## begin

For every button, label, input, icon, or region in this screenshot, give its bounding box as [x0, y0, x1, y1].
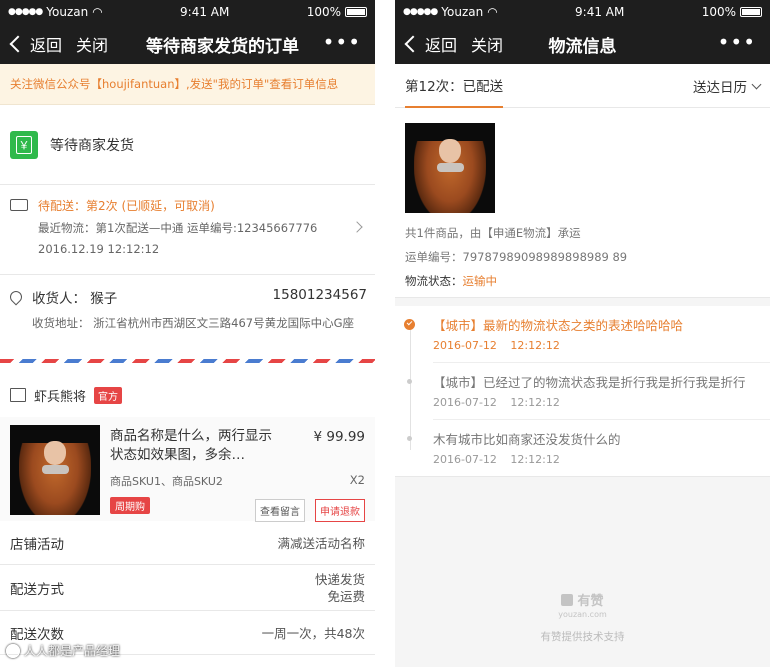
status-bar: ●●●●● Youzan ◠ 9:41 AM 100%: [0, 0, 375, 24]
tech-support-text: 有赞提供技术支持: [540, 631, 625, 643]
tab-delivery-12[interactable]: 第12次：已配送: [405, 64, 504, 108]
shop-name: 虾兵熊将: [34, 389, 87, 405]
logistics-row[interactable]: 待配送：第2次 (已顺延，可取消) 最近物流：第1次配送—中通 运单编号:123…: [0, 185, 375, 275]
watermark-logo-icon: [6, 643, 20, 658]
wifi-icon: ◠: [92, 5, 103, 19]
chevron-right-icon: [351, 221, 363, 233]
wifi-icon: ◠: [487, 5, 498, 19]
timeline-dot-icon: [407, 436, 412, 441]
battery-icon: [740, 7, 762, 17]
signal-icon: ●●●●●: [8, 7, 43, 17]
package-summary: 共1件商品，由【申通E物流】承运: [405, 226, 581, 240]
package-info: 共1件商品，由【申通E物流】承运 运单编号：797879890989898989…: [395, 108, 770, 298]
logistics-time: 2016.12.19 12:12:12: [38, 242, 160, 256]
thumbs-up-icon: [561, 593, 574, 606]
logistics-screen: ●●●●● Youzan ◠ 9:41 AM 100% 返回 关闭 物流信息 •••…: [395, 0, 770, 667]
product-quantity: X2: [349, 473, 365, 487]
status-time: 9:41 AM: [180, 5, 230, 19]
check-circle-icon: [404, 319, 415, 330]
waybill-number: 运单编号：79787989098989898989 89: [405, 250, 628, 264]
shop-activity-row: 店铺活动 满减送活动名称: [0, 521, 375, 565]
order-status-text: 等待商家发货: [50, 137, 134, 154]
order-status-row: ￥ 等待商家发货: [0, 105, 375, 185]
timeline-item: 【城市】已经过了的物流状态我是折行我是折行我是折行 2016-07-12 12:…: [407, 363, 770, 420]
back-button[interactable]: 返回: [6, 32, 62, 56]
close-button[interactable]: 关闭: [76, 32, 108, 56]
goods-item[interactable]: 商品名称是什么，两行显示状态如效果图，多余… ¥ 99.99 商品SKU1、商品…: [0, 417, 375, 522]
nav-bar: ●●●●● Youzan ◠ 9:41 AM 100% 返回 关闭 物流信息 •••: [395, 0, 770, 64]
chevron-left-icon: [9, 35, 27, 53]
shop-header[interactable]: 虾兵熊将 官方: [0, 373, 375, 417]
status-bar: ●●●●● Youzan ◠ 9:41 AM 100%: [395, 0, 770, 24]
receiver-address: 收货地址： 浙江省杭州市西湖区文三路467号黄龙国际中心G座: [32, 316, 355, 330]
delivery-method-row: 配送方式 快递发货 免运费: [0, 565, 375, 611]
address-row: 收货人： 猴子 15801234567 收货地址： 浙江省杭州市西湖区文三路467…: [0, 275, 375, 359]
logistics-status-value: 运输中: [462, 274, 498, 288]
more-icon[interactable]: •••: [323, 30, 361, 54]
airmail-divider: [0, 359, 375, 363]
timeline-item: 【城市】最新的物流状态之类的表述哈哈哈哈 2016-07-12 12:12:12: [404, 306, 770, 363]
product-image: [10, 425, 100, 515]
youzan-footer: 有赞 youzan.com 有赞提供技术支持: [395, 590, 770, 644]
timeline-dot-icon: [407, 379, 412, 384]
order-screen: ●●●●● Youzan ◠ 9:41 AM 100% 返回 关闭 等待商家发货的订…: [0, 0, 375, 667]
receiver-name: 收货人： 猴子: [32, 291, 118, 307]
tracking-timeline: 【城市】最新的物流状态之类的表述哈哈哈哈 2016-07-12 12:12:12…: [395, 306, 770, 477]
watermark: 人人都是产品经理: [6, 642, 120, 659]
logistics-status: 物流状态：运输中: [405, 274, 498, 288]
more-icon[interactable]: •••: [718, 30, 756, 54]
nav-bar: ●●●●● Youzan ◠ 9:41 AM 100% 返回 关闭 等待商家发货的订…: [0, 0, 375, 64]
timeline-line: [410, 326, 411, 450]
request-refund-button[interactable]: 申请退款: [315, 499, 365, 522]
money-icon: ￥: [10, 130, 38, 159]
shop-icon: [10, 388, 26, 402]
delivery-tab-bar: 第12次：已配送 送达日历: [395, 64, 770, 108]
chevron-down-icon: [751, 79, 762, 89]
location-pin-icon: [7, 288, 25, 306]
brand-name: 有赞: [577, 594, 604, 609]
back-button[interactable]: 返回: [401, 32, 457, 56]
product-sku: 商品SKU1、商品SKU2: [110, 475, 223, 488]
latest-logistics-text: 最近物流：第1次配送—中通 运单编号:12345667776: [38, 221, 318, 235]
battery-icon: [345, 7, 367, 17]
battery-text: 100%: [701, 5, 736, 19]
receiver-phone: 15801234567: [272, 287, 367, 303]
status-time: 9:41 AM: [575, 5, 625, 19]
cycle-purchase-tag: 周期购: [110, 497, 150, 514]
battery-text: 100%: [306, 5, 341, 19]
follow-notice: 关注微信公众号【houjifantuan】,发送"我的订单"查看订单信息: [0, 64, 375, 105]
brand-domain: youzan.com: [558, 610, 607, 619]
truck-icon: [10, 199, 28, 211]
product-image: [405, 123, 495, 213]
chevron-left-icon: [404, 35, 422, 53]
timeline-item: 木有城市比如商家还没发货什么的 2016-07-12 12:12:12: [407, 420, 770, 476]
view-message-button[interactable]: 查看留言: [255, 499, 305, 522]
official-badge: 官方: [94, 386, 123, 404]
pending-delivery-text: 待配送：第2次 (已顺延，可取消): [38, 199, 215, 213]
product-price: ¥ 99.99: [313, 429, 365, 445]
signal-icon: ●●●●●: [403, 7, 438, 17]
close-button[interactable]: 关闭: [471, 32, 503, 56]
delivery-calendar-button[interactable]: 送达日历: [693, 76, 762, 96]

## end

• _What to produce_
Quote every one of the rows above word for word, leaving out the pictures.

• _Answer to this exercise_
For every button, label, input, icon, or region in this screenshot, give its bounding box as [x0, y0, x1, y1].
status-bar: ●●●●● Youzan ◠ 9:41 AM 100%: [0, 0, 375, 24]
tech-support-text: 有赞提供技术支持: [540, 631, 625, 643]
tab-delivery-12[interactable]: 第12次：已配送: [405, 64, 504, 108]
shop-name: 虾兵熊将: [34, 389, 87, 405]
logistics-row[interactable]: 待配送：第2次 (已顺延，可取消) 最近物流：第1次配送—中通 运单编号:123…: [0, 185, 375, 275]
watermark-logo-icon: [6, 643, 20, 658]
wifi-icon: ◠: [92, 5, 103, 19]
chevron-right-icon: [351, 221, 363, 233]
wifi-icon: ◠: [487, 5, 498, 19]
timeline-dot-icon: [407, 436, 412, 441]
battery-icon: [740, 7, 762, 17]
signal-icon: ●●●●●: [8, 7, 43, 17]
package-summary: 共1件商品，由【申通E物流】承运: [405, 226, 581, 240]
package-info: 共1件商品，由【申通E物流】承运 运单编号：797879890989898989…: [395, 108, 770, 298]
logistics-time: 2016.12.19 12:12:12: [38, 242, 160, 256]
thumbs-up-icon: [561, 593, 574, 606]
logistics-screen: ●●●●● Youzan ◠ 9:41 AM 100% 返回 关闭 物流信息 •••…: [395, 0, 770, 667]
product-quantity: X2: [349, 473, 365, 487]
status-time: 9:41 AM: [180, 5, 230, 19]
check-circle-icon: [404, 319, 415, 330]
waybill-number: 运单编号：79787989098989898989 89: [405, 250, 628, 264]
shop-activity-row: 店铺活动 满减送活动名称: [0, 521, 375, 565]
order-status-text: 等待商家发货: [50, 137, 134, 154]
order-status-row: ￥ 等待商家发货: [0, 105, 375, 185]
timeline-item: 【城市】已经过了的物流状态我是折行我是折行我是折行 2016-07-12 12:…: [407, 363, 770, 420]
back-button[interactable]: 返回: [6, 32, 62, 56]
close-button[interactable]: 关闭: [76, 32, 108, 56]
goods-item[interactable]: 商品名称是什么，两行显示状态如效果图，多余… ¥ 99.99 商品SKU1、商品…: [0, 417, 375, 522]
nav-bar: ●●●●● Youzan ◠ 9:41 AM 100% 返回 关闭 物流信息 •••: [395, 0, 770, 64]
chevron-left-icon: [9, 35, 27, 53]
shop-header[interactable]: 虾兵熊将 官方: [0, 373, 375, 417]
status-bar: ●●●●● Youzan ◠ 9:41 AM 100%: [395, 0, 770, 24]
receiver-address: 收货地址： 浙江省杭州市西湖区文三路467号黄龙国际中心G座: [32, 316, 355, 330]
delivery-method-row: 配送方式 快递发货 免运费: [0, 565, 375, 611]
address-row: 收货人： 猴子 15801234567 收货地址： 浙江省杭州市西湖区文三路467…: [0, 275, 375, 359]
logistics-status-value: 运输中: [462, 274, 498, 288]
more-icon[interactable]: •••: [323, 30, 361, 54]
airmail-divider: [0, 359, 375, 363]
timeline-item: 【城市】最新的物流状态之类的表述哈哈哈哈 2016-07-12 12:12:12: [404, 306, 770, 363]
product-image: [10, 425, 100, 515]
youzan-footer: 有赞 youzan.com 有赞提供技术支持: [395, 590, 770, 644]
timeline-dot-icon: [407, 379, 412, 384]
order-screen: ●●●●● Youzan ◠ 9:41 AM 100% 返回 关闭 等待商家发货的订…: [0, 0, 375, 667]
receiver-name: 收货人： 猴子: [32, 291, 118, 307]
tracking-timeline: 【城市】最新的物流状态之类的表述哈哈哈哈 2016-07-12 12:12:12…: [395, 306, 770, 477]
watermark: 人人都是产品经理: [6, 642, 120, 659]
logistics-status: 物流状态：运输中: [405, 274, 498, 288]
more-icon[interactable]: •••: [718, 30, 756, 54]
nav-bar: ●●●●● Youzan ◠ 9:41 AM 100% 返回 关闭 等待商家发货的订…: [0, 0, 375, 64]
timeline-line: [410, 326, 411, 450]
request-refund-button[interactable]: 申请退款: [315, 499, 365, 522]
money-icon: ￥: [10, 130, 38, 159]
shop-icon: [10, 388, 26, 402]
delivery-tab-bar: 第12次：已配送 送达日历: [395, 64, 770, 108]
chevron-down-icon: [751, 79, 762, 89]
location-pin-icon: [7, 288, 25, 306]
brand-name: 有赞: [577, 594, 604, 609]
back-button[interactable]: 返回: [401, 32, 457, 56]
product-sku: 商品SKU1、商品SKU2: [110, 475, 223, 488]
latest-logistics-text: 最近物流：第1次配送—中通 运单编号:12345667776: [38, 221, 318, 235]
battery-icon: [345, 7, 367, 17]
battery-text: 100%: [701, 5, 736, 19]
receiver-phone: 15801234567: [272, 287, 367, 303]
status-time: 9:41 AM: [575, 5, 625, 19]
cycle-purchase-tag: 周期购: [110, 497, 150, 514]
battery-text: 100%: [306, 5, 341, 19]
follow-notice: 关注微信公众号【houjifantuan】,发送"我的订单"查看订单信息: [0, 64, 375, 105]
brand-domain: youzan.com: [558, 610, 607, 619]
truck-icon: [10, 199, 28, 211]
product-image: [405, 123, 495, 213]
chevron-left-icon: [404, 35, 422, 53]
timeline-item: 木有城市比如商家还没发货什么的 2016-07-12 12:12:12: [407, 420, 770, 476]
view-message-button[interactable]: 查看留言: [255, 499, 305, 522]
official-badge: 官方: [94, 386, 123, 404]
pending-delivery-text: 待配送：第2次 (已顺延，可取消): [38, 199, 215, 213]
product-price: ¥ 99.99: [313, 429, 365, 445]
signal-icon: ●●●●●: [403, 7, 438, 17]
close-button[interactable]: 关闭: [471, 32, 503, 56]
delivery-calendar-button[interactable]: 送达日历: [693, 76, 762, 96]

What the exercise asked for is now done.